* Written request: Report every line in the listing that contains the string "style".

Saved entries
● ● ● ●
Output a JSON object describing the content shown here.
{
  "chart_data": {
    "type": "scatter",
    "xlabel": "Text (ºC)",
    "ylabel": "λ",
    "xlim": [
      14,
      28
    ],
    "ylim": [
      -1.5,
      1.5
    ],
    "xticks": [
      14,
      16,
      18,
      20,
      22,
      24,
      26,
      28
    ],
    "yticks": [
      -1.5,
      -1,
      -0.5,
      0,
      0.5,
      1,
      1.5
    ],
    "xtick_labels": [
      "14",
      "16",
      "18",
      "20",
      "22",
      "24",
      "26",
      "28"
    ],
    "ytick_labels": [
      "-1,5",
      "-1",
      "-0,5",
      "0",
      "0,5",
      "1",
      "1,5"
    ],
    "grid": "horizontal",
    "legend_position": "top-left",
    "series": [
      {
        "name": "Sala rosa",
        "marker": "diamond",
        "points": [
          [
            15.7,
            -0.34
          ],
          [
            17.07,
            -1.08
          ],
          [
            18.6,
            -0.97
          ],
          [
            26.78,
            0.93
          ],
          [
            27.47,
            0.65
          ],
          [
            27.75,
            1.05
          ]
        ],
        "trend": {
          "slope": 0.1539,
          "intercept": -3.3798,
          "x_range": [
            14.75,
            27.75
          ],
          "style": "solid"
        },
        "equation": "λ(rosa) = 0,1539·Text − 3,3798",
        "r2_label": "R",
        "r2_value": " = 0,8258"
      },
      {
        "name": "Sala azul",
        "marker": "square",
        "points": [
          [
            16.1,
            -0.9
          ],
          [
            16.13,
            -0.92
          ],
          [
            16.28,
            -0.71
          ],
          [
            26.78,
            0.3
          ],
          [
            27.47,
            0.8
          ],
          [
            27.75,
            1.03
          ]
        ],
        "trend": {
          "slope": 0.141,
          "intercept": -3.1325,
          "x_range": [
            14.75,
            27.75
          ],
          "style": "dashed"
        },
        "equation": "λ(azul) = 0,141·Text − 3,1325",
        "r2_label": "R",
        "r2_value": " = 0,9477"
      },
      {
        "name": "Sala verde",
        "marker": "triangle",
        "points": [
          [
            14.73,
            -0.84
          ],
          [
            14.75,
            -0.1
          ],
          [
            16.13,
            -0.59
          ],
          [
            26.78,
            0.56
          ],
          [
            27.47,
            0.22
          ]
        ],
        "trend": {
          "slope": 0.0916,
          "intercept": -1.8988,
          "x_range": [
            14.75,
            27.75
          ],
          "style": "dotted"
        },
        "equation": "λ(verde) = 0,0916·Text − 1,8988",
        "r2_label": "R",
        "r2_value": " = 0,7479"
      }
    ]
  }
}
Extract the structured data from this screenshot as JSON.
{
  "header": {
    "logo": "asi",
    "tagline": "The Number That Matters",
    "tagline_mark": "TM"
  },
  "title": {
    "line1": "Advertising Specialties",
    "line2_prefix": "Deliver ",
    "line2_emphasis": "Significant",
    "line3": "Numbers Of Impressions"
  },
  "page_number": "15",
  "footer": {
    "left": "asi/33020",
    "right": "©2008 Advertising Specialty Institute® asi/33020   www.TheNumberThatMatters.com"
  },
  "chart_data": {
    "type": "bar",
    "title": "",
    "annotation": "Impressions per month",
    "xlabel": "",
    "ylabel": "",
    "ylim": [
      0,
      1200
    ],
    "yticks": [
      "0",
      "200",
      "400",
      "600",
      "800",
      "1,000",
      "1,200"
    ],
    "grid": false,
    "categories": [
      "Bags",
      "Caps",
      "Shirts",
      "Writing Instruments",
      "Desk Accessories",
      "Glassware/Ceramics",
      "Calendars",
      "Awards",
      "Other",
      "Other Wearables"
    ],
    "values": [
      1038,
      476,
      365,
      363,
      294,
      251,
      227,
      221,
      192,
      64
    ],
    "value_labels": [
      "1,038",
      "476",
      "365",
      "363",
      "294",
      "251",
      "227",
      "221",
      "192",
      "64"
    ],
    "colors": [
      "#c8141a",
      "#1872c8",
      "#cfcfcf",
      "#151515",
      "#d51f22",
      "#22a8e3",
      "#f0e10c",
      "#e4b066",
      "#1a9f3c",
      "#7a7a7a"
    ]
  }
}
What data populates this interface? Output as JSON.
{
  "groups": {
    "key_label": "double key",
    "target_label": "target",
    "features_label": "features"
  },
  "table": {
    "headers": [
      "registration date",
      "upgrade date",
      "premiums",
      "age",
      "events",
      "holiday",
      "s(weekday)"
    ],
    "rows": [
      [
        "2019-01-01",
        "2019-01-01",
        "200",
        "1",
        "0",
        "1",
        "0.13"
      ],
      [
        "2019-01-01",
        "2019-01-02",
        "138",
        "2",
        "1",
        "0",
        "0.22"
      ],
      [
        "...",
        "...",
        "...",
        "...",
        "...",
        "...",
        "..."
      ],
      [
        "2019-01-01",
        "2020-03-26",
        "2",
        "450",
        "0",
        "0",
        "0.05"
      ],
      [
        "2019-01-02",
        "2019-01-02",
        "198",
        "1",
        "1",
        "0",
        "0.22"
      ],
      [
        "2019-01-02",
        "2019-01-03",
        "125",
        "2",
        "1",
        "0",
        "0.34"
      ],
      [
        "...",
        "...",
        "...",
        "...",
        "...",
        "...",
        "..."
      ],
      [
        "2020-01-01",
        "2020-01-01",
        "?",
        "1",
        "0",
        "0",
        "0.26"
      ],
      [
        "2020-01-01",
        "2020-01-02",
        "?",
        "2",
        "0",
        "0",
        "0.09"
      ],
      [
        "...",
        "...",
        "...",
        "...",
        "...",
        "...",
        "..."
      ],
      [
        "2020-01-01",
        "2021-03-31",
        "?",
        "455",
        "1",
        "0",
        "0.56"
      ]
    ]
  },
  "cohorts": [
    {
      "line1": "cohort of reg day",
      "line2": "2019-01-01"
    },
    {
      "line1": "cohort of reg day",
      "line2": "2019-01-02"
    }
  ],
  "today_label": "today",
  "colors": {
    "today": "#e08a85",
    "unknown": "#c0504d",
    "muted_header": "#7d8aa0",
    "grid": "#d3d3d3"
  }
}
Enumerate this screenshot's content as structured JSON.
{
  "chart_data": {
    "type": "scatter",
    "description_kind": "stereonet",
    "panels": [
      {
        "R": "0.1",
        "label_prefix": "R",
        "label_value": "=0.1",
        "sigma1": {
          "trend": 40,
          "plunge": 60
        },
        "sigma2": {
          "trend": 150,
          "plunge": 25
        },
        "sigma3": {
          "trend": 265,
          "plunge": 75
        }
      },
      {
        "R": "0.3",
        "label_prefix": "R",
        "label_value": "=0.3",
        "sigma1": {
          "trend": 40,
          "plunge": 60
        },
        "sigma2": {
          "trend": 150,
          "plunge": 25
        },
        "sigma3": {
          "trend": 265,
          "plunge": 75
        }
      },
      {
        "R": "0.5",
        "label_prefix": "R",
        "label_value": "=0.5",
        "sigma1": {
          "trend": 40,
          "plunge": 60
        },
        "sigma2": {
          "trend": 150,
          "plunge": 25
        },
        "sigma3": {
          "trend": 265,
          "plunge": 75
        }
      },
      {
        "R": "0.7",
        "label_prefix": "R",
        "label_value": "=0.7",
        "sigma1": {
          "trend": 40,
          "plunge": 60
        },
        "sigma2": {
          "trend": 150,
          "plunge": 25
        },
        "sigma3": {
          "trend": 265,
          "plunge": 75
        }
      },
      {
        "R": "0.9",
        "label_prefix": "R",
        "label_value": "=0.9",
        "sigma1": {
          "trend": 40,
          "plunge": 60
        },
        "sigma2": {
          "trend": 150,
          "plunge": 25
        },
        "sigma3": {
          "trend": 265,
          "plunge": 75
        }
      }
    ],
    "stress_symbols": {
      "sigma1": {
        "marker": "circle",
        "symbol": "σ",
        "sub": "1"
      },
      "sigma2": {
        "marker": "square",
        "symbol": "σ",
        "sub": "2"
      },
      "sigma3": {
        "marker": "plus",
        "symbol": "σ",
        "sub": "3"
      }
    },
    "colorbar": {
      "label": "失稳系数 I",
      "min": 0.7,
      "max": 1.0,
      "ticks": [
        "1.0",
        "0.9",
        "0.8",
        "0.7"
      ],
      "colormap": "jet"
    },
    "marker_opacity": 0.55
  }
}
● ● ● ●
* Exercise result:
          "style": "solid"
          "style": "dashed"
          "style": "dotted"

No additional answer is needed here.